* [Short exercise]: Of all the lines in the records, how many hold the word "this"? Answer with the number only.

* [Given records]:
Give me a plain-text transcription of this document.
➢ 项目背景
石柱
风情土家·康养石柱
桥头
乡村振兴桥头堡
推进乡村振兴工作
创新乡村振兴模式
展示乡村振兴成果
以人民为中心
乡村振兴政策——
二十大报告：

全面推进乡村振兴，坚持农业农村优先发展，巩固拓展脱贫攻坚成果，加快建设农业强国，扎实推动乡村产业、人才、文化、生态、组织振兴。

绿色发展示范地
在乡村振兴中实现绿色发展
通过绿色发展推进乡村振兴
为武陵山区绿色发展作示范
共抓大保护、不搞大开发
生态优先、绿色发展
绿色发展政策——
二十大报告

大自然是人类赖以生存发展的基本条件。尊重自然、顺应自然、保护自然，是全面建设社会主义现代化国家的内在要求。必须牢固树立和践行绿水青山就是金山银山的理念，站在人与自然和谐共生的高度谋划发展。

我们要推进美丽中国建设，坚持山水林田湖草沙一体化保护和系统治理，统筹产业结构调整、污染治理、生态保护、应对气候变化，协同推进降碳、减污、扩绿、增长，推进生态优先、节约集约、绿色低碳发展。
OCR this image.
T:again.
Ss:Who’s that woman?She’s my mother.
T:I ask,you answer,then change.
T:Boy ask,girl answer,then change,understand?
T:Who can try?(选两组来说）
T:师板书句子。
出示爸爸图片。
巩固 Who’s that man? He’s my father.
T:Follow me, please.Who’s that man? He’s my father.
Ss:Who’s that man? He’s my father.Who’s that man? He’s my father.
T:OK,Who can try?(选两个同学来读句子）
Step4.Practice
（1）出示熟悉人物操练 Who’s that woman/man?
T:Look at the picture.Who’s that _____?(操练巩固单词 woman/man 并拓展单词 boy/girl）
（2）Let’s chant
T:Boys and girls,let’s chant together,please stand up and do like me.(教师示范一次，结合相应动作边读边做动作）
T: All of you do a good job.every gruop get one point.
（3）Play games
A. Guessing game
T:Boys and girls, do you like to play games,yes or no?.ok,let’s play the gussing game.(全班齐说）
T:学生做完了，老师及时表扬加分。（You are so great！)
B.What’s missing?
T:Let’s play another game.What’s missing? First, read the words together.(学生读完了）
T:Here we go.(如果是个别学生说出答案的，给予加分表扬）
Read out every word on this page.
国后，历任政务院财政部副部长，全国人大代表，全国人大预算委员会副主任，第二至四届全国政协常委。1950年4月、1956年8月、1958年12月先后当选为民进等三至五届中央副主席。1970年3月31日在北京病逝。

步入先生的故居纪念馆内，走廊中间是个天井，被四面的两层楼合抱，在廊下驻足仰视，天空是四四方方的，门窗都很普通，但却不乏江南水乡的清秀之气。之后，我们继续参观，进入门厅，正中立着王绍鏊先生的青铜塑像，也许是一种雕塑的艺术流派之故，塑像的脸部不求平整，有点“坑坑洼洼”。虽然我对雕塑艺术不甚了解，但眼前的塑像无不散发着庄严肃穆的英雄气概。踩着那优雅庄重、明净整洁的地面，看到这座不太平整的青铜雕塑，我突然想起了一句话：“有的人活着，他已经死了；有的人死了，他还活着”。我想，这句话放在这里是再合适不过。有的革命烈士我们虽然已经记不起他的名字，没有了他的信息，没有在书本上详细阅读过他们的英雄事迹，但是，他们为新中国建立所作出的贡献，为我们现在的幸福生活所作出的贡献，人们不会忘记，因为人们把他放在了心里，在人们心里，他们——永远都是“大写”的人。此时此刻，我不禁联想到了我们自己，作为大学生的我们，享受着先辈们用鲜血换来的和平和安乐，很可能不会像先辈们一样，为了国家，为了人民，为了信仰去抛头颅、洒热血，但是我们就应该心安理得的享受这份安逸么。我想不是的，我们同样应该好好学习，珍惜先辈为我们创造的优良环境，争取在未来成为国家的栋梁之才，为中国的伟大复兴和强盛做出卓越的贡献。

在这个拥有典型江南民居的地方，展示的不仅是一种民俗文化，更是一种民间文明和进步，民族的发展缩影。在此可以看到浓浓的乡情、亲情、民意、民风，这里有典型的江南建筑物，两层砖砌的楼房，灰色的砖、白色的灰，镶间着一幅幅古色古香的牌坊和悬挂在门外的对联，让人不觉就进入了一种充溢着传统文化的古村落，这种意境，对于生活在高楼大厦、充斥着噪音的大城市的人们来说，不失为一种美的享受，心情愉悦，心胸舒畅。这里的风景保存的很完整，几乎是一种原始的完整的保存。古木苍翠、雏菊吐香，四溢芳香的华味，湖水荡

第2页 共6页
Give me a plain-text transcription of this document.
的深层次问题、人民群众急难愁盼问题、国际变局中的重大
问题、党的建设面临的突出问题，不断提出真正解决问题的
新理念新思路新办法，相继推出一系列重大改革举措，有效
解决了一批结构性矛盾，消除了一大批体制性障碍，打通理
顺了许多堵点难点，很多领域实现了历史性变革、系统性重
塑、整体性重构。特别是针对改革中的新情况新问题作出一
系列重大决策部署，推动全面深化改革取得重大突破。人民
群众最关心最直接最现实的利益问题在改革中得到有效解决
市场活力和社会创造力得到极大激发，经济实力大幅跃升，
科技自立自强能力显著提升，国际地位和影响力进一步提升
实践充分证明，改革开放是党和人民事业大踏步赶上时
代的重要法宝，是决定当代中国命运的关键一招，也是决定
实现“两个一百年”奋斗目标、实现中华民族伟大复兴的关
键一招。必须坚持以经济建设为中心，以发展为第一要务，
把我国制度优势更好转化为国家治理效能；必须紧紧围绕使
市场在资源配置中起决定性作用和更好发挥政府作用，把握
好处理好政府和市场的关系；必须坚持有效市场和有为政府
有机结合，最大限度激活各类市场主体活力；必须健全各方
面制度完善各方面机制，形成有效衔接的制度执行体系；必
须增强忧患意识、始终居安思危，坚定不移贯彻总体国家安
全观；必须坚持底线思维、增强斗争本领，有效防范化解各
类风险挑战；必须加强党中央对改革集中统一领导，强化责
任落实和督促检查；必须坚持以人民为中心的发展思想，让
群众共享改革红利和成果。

* [Worked solution]: 4